** begin Rows **
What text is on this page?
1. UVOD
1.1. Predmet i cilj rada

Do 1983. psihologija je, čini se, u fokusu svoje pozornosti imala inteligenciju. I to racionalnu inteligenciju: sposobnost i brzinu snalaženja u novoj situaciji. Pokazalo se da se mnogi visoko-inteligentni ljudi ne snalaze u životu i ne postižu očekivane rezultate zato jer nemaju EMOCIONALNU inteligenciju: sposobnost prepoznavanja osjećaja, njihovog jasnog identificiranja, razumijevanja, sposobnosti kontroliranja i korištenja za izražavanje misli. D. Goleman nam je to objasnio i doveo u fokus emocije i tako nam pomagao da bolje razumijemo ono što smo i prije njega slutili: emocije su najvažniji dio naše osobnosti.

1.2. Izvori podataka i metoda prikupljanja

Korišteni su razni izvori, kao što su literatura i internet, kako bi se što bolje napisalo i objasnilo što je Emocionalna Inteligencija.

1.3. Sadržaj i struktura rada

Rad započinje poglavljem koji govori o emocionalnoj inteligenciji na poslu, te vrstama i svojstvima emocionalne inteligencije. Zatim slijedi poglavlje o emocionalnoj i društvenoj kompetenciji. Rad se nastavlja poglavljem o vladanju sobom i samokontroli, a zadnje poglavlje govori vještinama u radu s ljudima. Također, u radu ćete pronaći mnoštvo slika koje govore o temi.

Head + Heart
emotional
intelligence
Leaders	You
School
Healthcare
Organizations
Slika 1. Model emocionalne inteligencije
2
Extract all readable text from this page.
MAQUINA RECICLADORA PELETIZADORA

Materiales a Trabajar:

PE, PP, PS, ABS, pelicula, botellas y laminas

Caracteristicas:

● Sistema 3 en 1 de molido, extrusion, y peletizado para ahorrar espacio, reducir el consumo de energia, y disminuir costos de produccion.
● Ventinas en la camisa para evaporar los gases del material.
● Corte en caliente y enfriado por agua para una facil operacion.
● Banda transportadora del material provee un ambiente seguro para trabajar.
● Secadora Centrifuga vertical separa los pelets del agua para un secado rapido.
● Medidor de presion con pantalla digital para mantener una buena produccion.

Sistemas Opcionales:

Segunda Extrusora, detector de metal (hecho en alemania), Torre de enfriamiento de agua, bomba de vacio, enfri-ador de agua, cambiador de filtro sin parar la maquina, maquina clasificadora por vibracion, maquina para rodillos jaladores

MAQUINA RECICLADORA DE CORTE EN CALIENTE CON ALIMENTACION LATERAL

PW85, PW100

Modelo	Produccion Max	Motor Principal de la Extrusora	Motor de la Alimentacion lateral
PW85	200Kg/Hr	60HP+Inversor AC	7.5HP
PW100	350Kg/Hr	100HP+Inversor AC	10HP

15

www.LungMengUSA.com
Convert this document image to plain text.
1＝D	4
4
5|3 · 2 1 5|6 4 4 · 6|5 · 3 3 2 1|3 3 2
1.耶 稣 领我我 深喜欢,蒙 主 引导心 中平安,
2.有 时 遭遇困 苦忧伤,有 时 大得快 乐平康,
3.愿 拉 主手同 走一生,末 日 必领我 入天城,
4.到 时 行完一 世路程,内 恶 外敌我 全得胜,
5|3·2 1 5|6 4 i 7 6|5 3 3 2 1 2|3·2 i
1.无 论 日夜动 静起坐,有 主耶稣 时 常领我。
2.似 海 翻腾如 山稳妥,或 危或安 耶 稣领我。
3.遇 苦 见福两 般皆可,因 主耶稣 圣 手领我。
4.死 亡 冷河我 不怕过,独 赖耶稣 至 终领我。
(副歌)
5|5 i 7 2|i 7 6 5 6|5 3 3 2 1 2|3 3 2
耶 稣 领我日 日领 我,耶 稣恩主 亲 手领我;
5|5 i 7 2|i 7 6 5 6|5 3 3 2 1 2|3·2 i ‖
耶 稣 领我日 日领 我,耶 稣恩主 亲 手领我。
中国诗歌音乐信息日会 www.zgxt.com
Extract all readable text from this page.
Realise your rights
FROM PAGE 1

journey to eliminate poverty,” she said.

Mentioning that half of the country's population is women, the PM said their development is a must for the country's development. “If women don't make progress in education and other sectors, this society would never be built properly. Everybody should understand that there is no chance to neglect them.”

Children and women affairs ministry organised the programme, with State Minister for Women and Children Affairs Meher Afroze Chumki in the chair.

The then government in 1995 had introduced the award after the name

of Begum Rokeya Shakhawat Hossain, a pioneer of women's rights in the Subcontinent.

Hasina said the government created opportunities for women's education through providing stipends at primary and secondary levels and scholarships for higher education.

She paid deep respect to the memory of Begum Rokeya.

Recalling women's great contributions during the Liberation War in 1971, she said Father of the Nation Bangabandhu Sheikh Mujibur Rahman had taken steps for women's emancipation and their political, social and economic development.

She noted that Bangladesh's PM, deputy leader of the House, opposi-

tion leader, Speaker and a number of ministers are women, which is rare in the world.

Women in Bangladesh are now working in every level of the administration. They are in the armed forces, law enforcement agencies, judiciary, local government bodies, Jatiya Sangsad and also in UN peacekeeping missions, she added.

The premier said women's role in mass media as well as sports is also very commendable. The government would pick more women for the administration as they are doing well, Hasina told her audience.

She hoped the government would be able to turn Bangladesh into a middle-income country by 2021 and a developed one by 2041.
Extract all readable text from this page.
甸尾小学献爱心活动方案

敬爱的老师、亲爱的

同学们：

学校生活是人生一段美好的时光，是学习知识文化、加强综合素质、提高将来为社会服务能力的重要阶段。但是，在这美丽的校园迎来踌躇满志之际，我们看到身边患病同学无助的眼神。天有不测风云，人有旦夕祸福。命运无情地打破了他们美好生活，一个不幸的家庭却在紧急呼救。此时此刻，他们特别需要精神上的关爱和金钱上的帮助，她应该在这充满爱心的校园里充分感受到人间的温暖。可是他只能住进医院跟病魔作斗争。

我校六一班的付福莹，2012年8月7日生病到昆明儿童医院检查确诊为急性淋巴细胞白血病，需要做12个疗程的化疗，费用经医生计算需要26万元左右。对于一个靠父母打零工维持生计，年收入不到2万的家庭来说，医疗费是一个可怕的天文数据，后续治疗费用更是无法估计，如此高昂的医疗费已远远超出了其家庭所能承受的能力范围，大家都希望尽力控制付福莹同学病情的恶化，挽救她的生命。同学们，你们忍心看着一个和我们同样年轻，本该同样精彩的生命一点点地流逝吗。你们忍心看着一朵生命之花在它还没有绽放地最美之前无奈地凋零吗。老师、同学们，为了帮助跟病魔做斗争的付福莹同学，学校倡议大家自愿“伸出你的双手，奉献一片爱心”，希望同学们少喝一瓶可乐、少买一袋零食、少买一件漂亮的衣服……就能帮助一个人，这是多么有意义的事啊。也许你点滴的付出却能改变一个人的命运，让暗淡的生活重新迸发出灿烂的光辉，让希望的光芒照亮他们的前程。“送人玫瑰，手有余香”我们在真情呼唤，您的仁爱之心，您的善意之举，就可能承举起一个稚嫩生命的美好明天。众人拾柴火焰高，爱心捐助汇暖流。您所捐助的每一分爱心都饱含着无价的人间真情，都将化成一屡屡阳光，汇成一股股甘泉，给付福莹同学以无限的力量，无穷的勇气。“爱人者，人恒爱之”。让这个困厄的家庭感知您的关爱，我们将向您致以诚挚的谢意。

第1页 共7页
** end Rows **
▶ **Directive**
The entries above must be returned exactly.

▶ **Worked solution**
What text is on this page?
1. UVOD
1.1. Predmet i cilj rada

Do 1983. psihologija je, čini se, u fokusu svoje pozornosti imala inteligenciju. I to racionalnu inteligenciju: sposobnost i brzinu snalaženja u novoj situaciji. Pokazalo se da se mnogi visoko-inteligentni ljudi ne snalaze u životu i ne postižu očekivane rezultate zato jer nemaju EMOCIONALNU inteligenciju: sposobnost prepoznavanja osjećaja, njihovog jasnog identificiranja, razumijevanja, sposobnosti kontroliranja i korištenja za izražavanje misli. D. Goleman nam je to objasnio i doveo u fokus emocije i tako nam pomagao da bolje razumijemo ono što smo i prije njega slutili: emocije su najvažniji dio naše osobnosti.

1.2. Izvori podataka i metoda prikupljanja

Korišteni su razni izvori, kao što su literatura i internet, kako bi se što bolje napisalo i objasnilo što je Emocionalna Inteligencija.

1.3. Sadržaj i struktura rada

Rad započinje poglavljem koji govori o emocionalnoj inteligenciji na poslu, te vrstama i svojstvima emocionalne inteligencije. Zatim slijedi poglavlje o emocionalnoj i društvenoj kompetenciji. Rad se nastavlja poglavljem o vladanju sobom i samokontroli, a zadnje poglavlje govori vještinama u radu s ljudima. Također, u radu ćete pronaći mnoštvo slika koje govore o temi.

Head + Heart
emotional
intelligence
Leaders	You
School
Healthcare
Organizations
Slika 1. Model emocionalne inteligencije
2
Extract all readable text from this page.
MAQUINA RECICLADORA PELETIZADORA

Materiales a Trabajar:

PE, PP, PS, ABS, pelicula, botellas y laminas

Caracteristicas:

● Sistema 3 en 1 de molido, extrusion, y peletizado para ahorrar espacio, reducir el consumo de energia, y disminuir costos de produccion.
● Ventinas en la camisa para evaporar los gases del material.
● Corte en caliente y enfriado por agua para una facil operacion.
● Banda transportadora del material provee un ambiente seguro para trabajar.
● Secadora Centrifuga vertical separa los pelets del agua para un secado rapido.
● Medidor de presion con pantalla digital para mantener una buena produccion.

Sistemas Opcionales:

Segunda Extrusora, detector de metal (hecho en alemania), Torre de enfriamiento de agua, bomba de vacio, enfri-ador de agua, cambiador de filtro sin parar la maquina, maquina clasificadora por vibracion, maquina para rodillos jaladores

MAQUINA RECICLADORA DE CORTE EN CALIENTE CON ALIMENTACION LATERAL

PW85, PW100

Modelo	Produccion Max	Motor Principal de la Extrusora	Motor de la Alimentacion lateral
PW85	200Kg/Hr	60HP+Inversor AC	7.5HP
PW100	350Kg/Hr	100HP+Inversor AC	10HP

15

www.LungMengUSA.com
Convert this document image to plain text.
1＝D	4
4
5|3 · 2 1 5|6 4 4 · 6|5 · 3 3 2 1|3 3 2
1.耶 稣 领我我 深喜欢,蒙 主 引导心 中平安,
2.有 时 遭遇困 苦忧伤,有 时 大得快 乐平康,
3.愿 拉 主手同 走一生,末 日 必领我 入天城,
4.到 时 行完一 世路程,内 恶 外敌我 全得胜,
5|3·2 1 5|6 4 i 7 6|5 3 3 2 1 2|3·2 i
1.无 论 日夜动 静起坐,有 主耶稣 时 常领我。
2.似 海 翻腾如 山稳妥,或 危或安 耶 稣领我。
3.遇 苦 见福两 般皆可,因 主耶稣 圣 手领我。
4.死 亡 冷河我 不怕过,独 赖耶稣 至 终领我。
(副歌)
5|5 i 7 2|i 7 6 5 6|5 3 3 2 1 2|3 3 2
耶 稣 领我日 日领 我,耶 稣恩主 亲 手领我;
5|5 i 7 2|i 7 6 5 6|5 3 3 2 1 2|3·2 i ‖
耶 稣 领我日 日领 我,耶 稣恩主 亲 手领我。
中国诗歌音乐信息日会 www.zgxt.com
Extract all readable text from this page.
Realise your rights
FROM PAGE 1

journey to eliminate poverty,” she said.

Mentioning that half of the country's population is women, the PM said their development is a must for the country's development. “If women don't make progress in education and other sectors, this society would never be built properly. Everybody should understand that there is no chance to neglect them.”

Children and women affairs ministry organised the programme, with State Minister for Women and Children Affairs Meher Afroze Chumki in the chair.

The then government in 1995 had introduced the award after the name

of Begum Rokeya Shakhawat Hossain, a pioneer of women's rights in the Subcontinent.

Hasina said the government created opportunities for women's education through providing stipends at primary and secondary levels and scholarships for higher education.

She paid deep respect to the memory of Begum Rokeya.

Recalling women's great contributions during the Liberation War in 1971, she said Father of the Nation Bangabandhu Sheikh Mujibur Rahman had taken steps for women's emancipation and their political, social and economic development.

She noted that Bangladesh's PM, deputy leader of the House, opposi-

tion leader, Speaker and a number of ministers are women, which is rare in the world.

Women in Bangladesh are now working in every level of the administration. They are in the armed forces, law enforcement agencies, judiciary, local government bodies, Jatiya Sangsad and also in UN peacekeeping missions, she added.

The premier said women's role in mass media as well as sports is also very commendable. The government would pick more women for the administration as they are doing well, Hasina told her audience.

She hoped the government would be able to turn Bangladesh into a middle-income country by 2021 and a developed one by 2041.
Extract all readable text from this page.
甸尾小学献爱心活动方案

敬爱的老师、亲爱的

同学们：

学校生活是人生一段美好的时光，是学习知识文化、加强综合素质、提高将来为社会服务能力的重要阶段。但是，在这美丽的校园迎来踌躇满志之际，我们看到身边患病同学无助的眼神。天有不测风云，人有旦夕祸福。命运无情地打破了他们美好生活，一个不幸的家庭却在紧急呼救。此时此刻，他们特别需要精神上的关爱和金钱上的帮助，她应该在这充满爱心的校园里充分感受到人间的温暖。可是他只能住进医院跟病魔作斗争。

我校六一班的付福莹，2012年8月7日生病到昆明儿童医院检查确诊为急性淋巴细胞白血病，需要做12个疗程的化疗，费用经医生计算需要26万元左右。对于一个靠父母打零工维持生计，年收入不到2万的家庭来说，医疗费是一个可怕的天文数据，后续治疗费用更是无法估计，如此高昂的医疗费已远远超出了其家庭所能承受的能力范围，大家都希望尽力控制付福莹同学病情的恶化，挽救她的生命。同学们，你们忍心看着一个和我们同样年轻，本该同样精彩的生命一点点地流逝吗。你们忍心看着一朵生命之花在它还没有绽放地最美之前无奈地凋零吗。老师、同学们，为了帮助跟病魔做斗争的付福莹同学，学校倡议大家自愿“伸出你的双手，奉献一片爱心”，希望同学们少喝一瓶可乐、少买一袋零食、少买一件漂亮的衣服……就能帮助一个人，这是多么有意义的事啊。也许你点滴的付出却能改变一个人的命运，让暗淡的生活重新迸发出灿烂的光辉，让希望的光芒照亮他们的前程。“送人玫瑰，手有余香”我们在真情呼唤，您的仁爱之心，您的善意之举，就可能承举起一个稚嫩生命的美好明天。众人拾柴火焰高，爱心捐助汇暖流。您所捐助的每一分爱心都饱含着无价的人间真情，都将化成一屡屡阳光，汇成一股股甘泉，给付福莹同学以无限的力量，无穷的勇气。“爱人者，人恒爱之”。让这个困厄的家庭感知您的关爱，我们将向您致以诚挚的谢意。

第1页 共7页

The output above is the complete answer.